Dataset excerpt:
══════

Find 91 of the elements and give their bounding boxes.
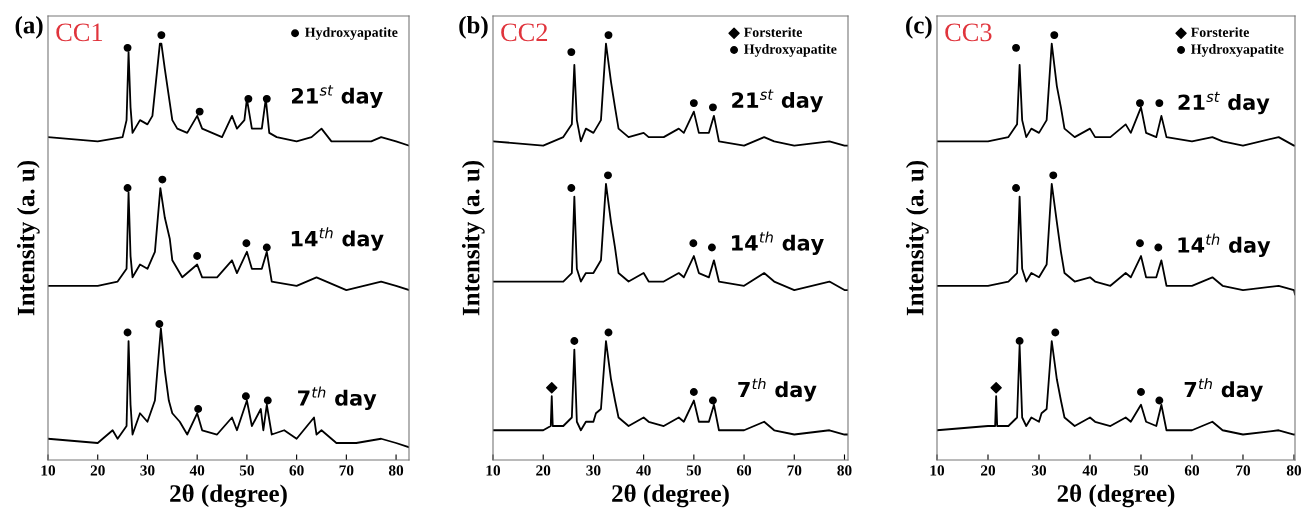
y-axis-title: Intensity (a. u): [905, 160, 929, 316]
x-tick-label: 50: [239, 465, 254, 476]
point: [123, 43, 132, 52]
point: [604, 328, 613, 337]
series-label: 14$^{th}$ day: [1178, 233, 1271, 258]
x-tick-label: 40: [189, 465, 205, 476]
x-tick-label: 40: [1082, 465, 1098, 476]
legend-label: Hydroxyapatite: [744, 44, 837, 57]
point: [241, 392, 250, 401]
x-tick-label: 60: [1184, 465, 1200, 476]
x-axis-title: 2θ (degree): [612, 484, 729, 508]
x-tick-label: 20: [981, 465, 996, 476]
series-label: 14$^{th}$ day: [732, 231, 824, 255]
point: [1015, 337, 1024, 345]
x-tick-label: 10: [930, 465, 945, 476]
chart-title: CC3: [945, 23, 992, 42]
series-label: 14$^{th}$ day: [291, 227, 384, 251]
x-tick-label: 30: [586, 465, 601, 476]
x-tick-label: 50: [1133, 465, 1149, 476]
point: [1012, 43, 1020, 52]
text: (b): [459, 16, 488, 39]
x-tick-label: 70: [1236, 465, 1251, 476]
chart-title: CC1: [56, 23, 103, 42]
point: [262, 94, 271, 103]
point: [123, 328, 132, 337]
point: [1049, 171, 1058, 180]
point: [689, 99, 698, 108]
x-tick-label: 70: [787, 465, 802, 476]
x-tick-label: 20: [90, 465, 105, 476]
point: [570, 337, 579, 345]
point: [689, 388, 698, 396]
point: [263, 396, 272, 405]
series-label: 7$^{th}$ day: [738, 378, 817, 402]
x-tick-label: 80: [1286, 465, 1302, 476]
legend-label: Forsterite: [1191, 27, 1250, 37]
point: [1137, 388, 1145, 396]
x-tick-label: 60: [736, 465, 752, 476]
point: [1012, 184, 1020, 193]
x-tick-label: 20: [536, 465, 551, 476]
x-tick-label: 10: [486, 465, 501, 476]
point: [1155, 99, 1164, 108]
point: [193, 252, 202, 261]
y-axis-title: Intensity (a. u): [461, 160, 485, 316]
x-tick-label: 60: [289, 465, 304, 476]
series-label: 21$^{st}$ day: [732, 89, 824, 113]
point: [546, 382, 558, 394]
point: [567, 184, 576, 193]
chart-title: CC2: [501, 23, 548, 42]
text: (c): [906, 16, 932, 39]
point: [244, 94, 253, 103]
point: [567, 48, 576, 57]
series-label: 7$^{th}$ day: [298, 386, 377, 411]
x-tick-label: 30: [140, 465, 155, 476]
x-tick-label: 70: [339, 465, 354, 476]
point: [990, 382, 1002, 394]
x-tick-label: 80: [388, 465, 404, 476]
point: [1050, 31, 1059, 40]
point: [123, 184, 132, 193]
x-axis-title: 2θ (degree): [170, 484, 287, 508]
point: [1136, 239, 1144, 248]
series-label: 7$^{th}$ day: [1184, 378, 1263, 402]
legend-label: Hydroxyapatite: [1191, 44, 1284, 57]
series-label: 21$^{st}$ day: [291, 85, 383, 108]
series-label: 21$^{st}$ day: [1178, 91, 1270, 115]
point: [708, 103, 717, 112]
point: [195, 107, 204, 116]
point: [1155, 396, 1164, 405]
point: [708, 396, 717, 405]
point: [157, 31, 166, 40]
point: [1051, 328, 1060, 337]
legend-label: Hydroxyapatite: [305, 27, 398, 40]
x-tick-label: 40: [636, 465, 651, 476]
legend-label: Forsterite: [744, 27, 803, 37]
point: [158, 175, 167, 184]
text: (a): [15, 16, 43, 39]
x-tick-label: 50: [686, 465, 701, 476]
y-axis-title: Intensity (a. u): [16, 160, 40, 316]
x-tick-label: 80: [837, 465, 852, 476]
point: [707, 243, 716, 252]
point: [689, 239, 698, 248]
point: [1136, 99, 1144, 108]
point: [604, 31, 613, 40]
point: [1154, 243, 1163, 252]
point: [155, 320, 164, 328]
point: [262, 243, 271, 252]
point: [604, 171, 612, 180]
x-tick-label: 10: [41, 465, 56, 476]
x-tick-label: 30: [1031, 465, 1047, 476]
point: [194, 405, 203, 413]
point: [242, 239, 251, 248]
x-axis-title: 2θ (degree): [1057, 484, 1175, 508]
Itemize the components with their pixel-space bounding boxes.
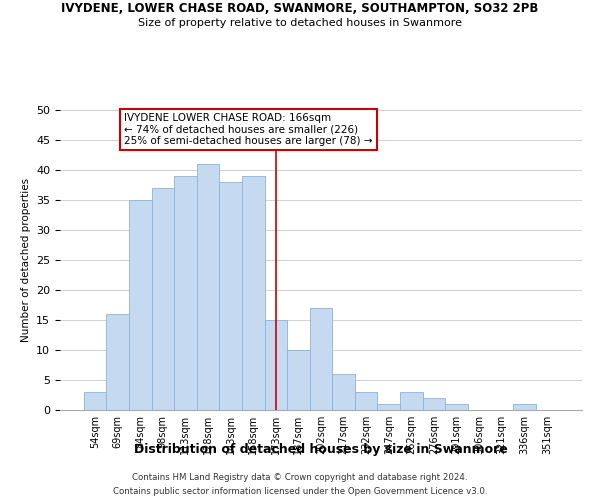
- Bar: [242, 176, 265, 410]
- Y-axis label: Number of detached properties: Number of detached properties: [20, 178, 31, 342]
- Bar: [355, 392, 377, 410]
- Text: IVYDENE, LOWER CHASE ROAD, SWANMORE, SOUTHAMPTON, SO32 2PB: IVYDENE, LOWER CHASE ROAD, SWANMORE, SOU…: [61, 2, 539, 16]
- Bar: [265, 320, 287, 410]
- Bar: [152, 188, 174, 410]
- Text: IVYDENE LOWER CHASE ROAD: 166sqm
← 74% of detached houses are smaller (226)
25% : IVYDENE LOWER CHASE ROAD: 166sqm ← 74% o…: [124, 113, 373, 146]
- Bar: [513, 404, 536, 410]
- Bar: [129, 200, 152, 410]
- Text: Distribution of detached houses by size in Swanmore: Distribution of detached houses by size …: [134, 442, 508, 456]
- Bar: [422, 398, 445, 410]
- Bar: [174, 176, 197, 410]
- Bar: [332, 374, 355, 410]
- Bar: [84, 392, 106, 410]
- Bar: [287, 350, 310, 410]
- Bar: [106, 314, 129, 410]
- Bar: [197, 164, 220, 410]
- Bar: [377, 404, 400, 410]
- Bar: [310, 308, 332, 410]
- Text: Size of property relative to detached houses in Swanmore: Size of property relative to detached ho…: [138, 18, 462, 28]
- Text: Contains HM Land Registry data © Crown copyright and database right 2024.: Contains HM Land Registry data © Crown c…: [132, 472, 468, 482]
- Bar: [400, 392, 422, 410]
- Text: Contains public sector information licensed under the Open Government Licence v3: Contains public sector information licen…: [113, 486, 487, 496]
- Bar: [445, 404, 468, 410]
- Bar: [220, 182, 242, 410]
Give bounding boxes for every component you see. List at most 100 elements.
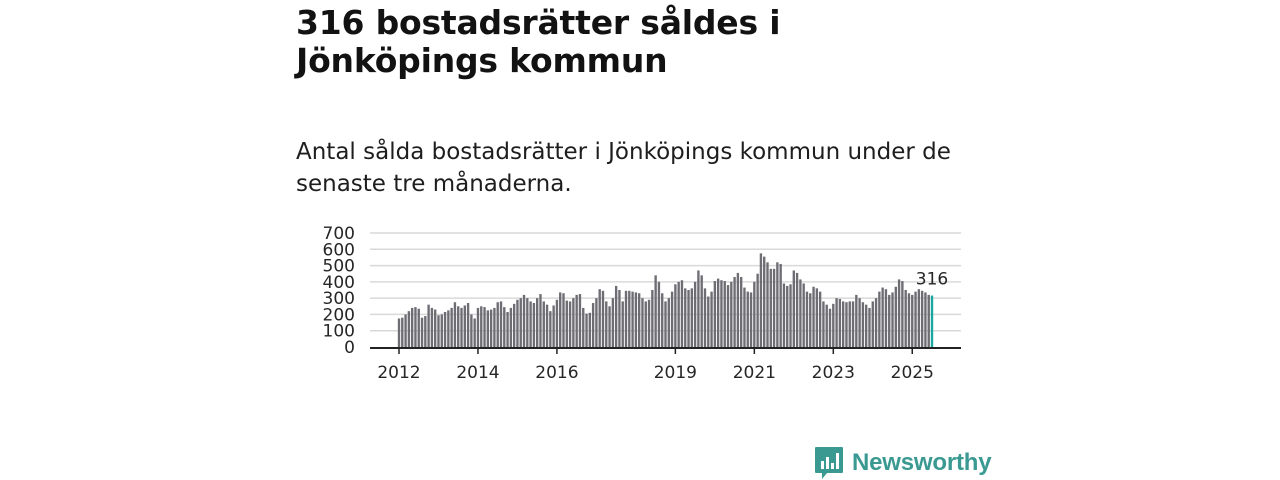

══════

Objective: Reproduce all of the entries, substituting "plot-title" for every occurrence of "chart-title" and leaving everything else unchanged. Omit the pictures from the reproduced text.

Exercise response:
Find 91 of the elements and give their bounding boxes.
y-axis-title: Intensity (a. u): [905, 160, 929, 316]
x-tick-label: 50: [239, 465, 254, 476]
point: [123, 43, 132, 52]
point: [604, 328, 613, 337]
series-label: 14$^{th}$ day: [1178, 233, 1271, 258]
x-tick-label: 40: [189, 465, 205, 476]
x-tick-label: 40: [1082, 465, 1098, 476]
legend-label: Hydroxyapatite: [744, 44, 837, 57]
point: [241, 392, 250, 401]
x-tick-label: 60: [1184, 465, 1200, 476]
x-axis-title: 2θ (degree): [612, 484, 729, 508]
x-tick-label: 20: [981, 465, 996, 476]
series-label: 14$^{th}$ day: [732, 231, 824, 255]
point: [1015, 337, 1024, 345]
x-tick-label: 10: [930, 465, 945, 476]
plot-title: CC3: [945, 23, 992, 42]
series-label: 14$^{th}$ day: [291, 227, 384, 251]
x-tick-label: 30: [586, 465, 601, 476]
x-tick-label: 50: [1133, 465, 1149, 476]
point: [1012, 43, 1020, 52]
text: (b): [459, 16, 488, 39]
x-tick-label: 70: [1236, 465, 1251, 476]
plot-title: CC1: [56, 23, 103, 42]
point: [262, 94, 271, 103]
point: [123, 328, 132, 337]
point: [1049, 171, 1058, 180]
point: [689, 99, 698, 108]
x-tick-label: 70: [787, 465, 802, 476]
x-tick-label: 20: [90, 465, 105, 476]
point: [570, 337, 579, 345]
point: [689, 388, 698, 396]
point: [263, 396, 272, 405]
series-label: 7$^{th}$ day: [738, 378, 817, 402]
x-tick-label: 80: [1286, 465, 1302, 476]
legend-label: Forsterite: [1191, 27, 1250, 37]
point: [1137, 388, 1145, 396]
x-tick-label: 60: [736, 465, 752, 476]
point: [1012, 184, 1020, 193]
x-tick-label: 20: [536, 465, 551, 476]
x-tick-label: 10: [486, 465, 501, 476]
point: [1155, 99, 1164, 108]
point: [193, 252, 202, 261]
y-axis-title: Intensity (a. u): [461, 160, 485, 316]
x-tick-label: 60: [289, 465, 304, 476]
series-label: 21$^{st}$ day: [732, 89, 824, 113]
point: [546, 382, 558, 394]
point: [567, 184, 576, 193]
plot-title: CC2: [501, 23, 548, 42]
text: (c): [906, 16, 932, 39]
point: [244, 94, 253, 103]
point: [567, 48, 576, 57]
series-label: 7$^{th}$ day: [298, 386, 377, 411]
x-tick-label: 30: [140, 465, 155, 476]
x-tick-label: 70: [339, 465, 354, 476]
point: [990, 382, 1002, 394]
x-tick-label: 80: [388, 465, 404, 476]
point: [1050, 31, 1059, 40]
point: [123, 184, 132, 193]
x-axis-title: 2θ (degree): [170, 484, 287, 508]
point: [1136, 239, 1144, 248]
series-label: 7$^{th}$ day: [1184, 378, 1263, 402]
legend-label: Hydroxyapatite: [1191, 44, 1284, 57]
series-label: 21$^{st}$ day: [291, 85, 383, 108]
series-label: 21$^{st}$ day: [1178, 91, 1270, 115]
point: [708, 103, 717, 112]
point: [195, 107, 204, 116]
point: [1155, 396, 1164, 405]
point: [708, 396, 717, 405]
point: [157, 31, 166, 40]
point: [1051, 328, 1060, 337]
legend-label: Hydroxyapatite: [305, 27, 398, 40]
x-tick-label: 40: [636, 465, 651, 476]
legend-label: Forsterite: [744, 27, 803, 37]
point: [158, 175, 167, 184]
text: (a): [15, 16, 43, 39]
x-tick-label: 50: [686, 465, 701, 476]
y-axis-title: Intensity (a. u): [16, 160, 40, 316]
x-tick-label: 80: [837, 465, 852, 476]
point: [707, 243, 716, 252]
point: [689, 239, 698, 248]
point: [1136, 99, 1144, 108]
point: [604, 31, 613, 40]
point: [1154, 243, 1163, 252]
point: [155, 320, 164, 328]
point: [262, 243, 271, 252]
point: [604, 171, 612, 180]
x-tick-label: 10: [41, 465, 56, 476]
x-tick-label: 30: [1031, 465, 1047, 476]
point: [194, 405, 203, 413]
point: [242, 239, 251, 248]
x-axis-title: 2θ (degree): [1057, 484, 1175, 508]
Itemize the components with their pixel-space bounding boxes.
- Bar: [242, 176, 265, 410]
- Y-axis label: Number of detached properties: Number of detached properties: [20, 178, 31, 342]
- Bar: [355, 392, 377, 410]
- Text: IVYDENE, LOWER CHASE ROAD, SWANMORE, SOUTHAMPTON, SO32 2PB: IVYDENE, LOWER CHASE ROAD, SWANMORE, SOU…: [61, 2, 539, 16]
- Bar: [265, 320, 287, 410]
- Bar: [152, 188, 174, 410]
- Text: IVYDENE LOWER CHASE ROAD: 166sqm
← 74% of detached houses are smaller (226)
25% : IVYDENE LOWER CHASE ROAD: 166sqm ← 74% o…: [124, 113, 373, 146]
- Bar: [513, 404, 536, 410]
- Bar: [129, 200, 152, 410]
- Text: Distribution of detached houses by size in Swanmore: Distribution of detached houses by size …: [134, 442, 508, 456]
- Bar: [422, 398, 445, 410]
- Bar: [174, 176, 197, 410]
- Bar: [332, 374, 355, 410]
- Bar: [84, 392, 106, 410]
- Bar: [287, 350, 310, 410]
- Bar: [106, 314, 129, 410]
- Bar: [197, 164, 220, 410]
- Bar: [377, 404, 400, 410]
- Bar: [310, 308, 332, 410]
- Text: Size of property relative to detached houses in Swanmore: Size of property relative to detached ho…: [138, 18, 462, 28]
- Text: Contains HM Land Registry data © Crown copyright and database right 2024.: Contains HM Land Registry data © Crown c…: [132, 472, 468, 482]
- Bar: [400, 392, 422, 410]
- Text: Contains public sector information licensed under the Open Government Licence v3: Contains public sector information licen…: [113, 486, 487, 496]
- Bar: [445, 404, 468, 410]
- Bar: [220, 182, 242, 410]
Give bounding boxes for every component you see. List at most 100 elements.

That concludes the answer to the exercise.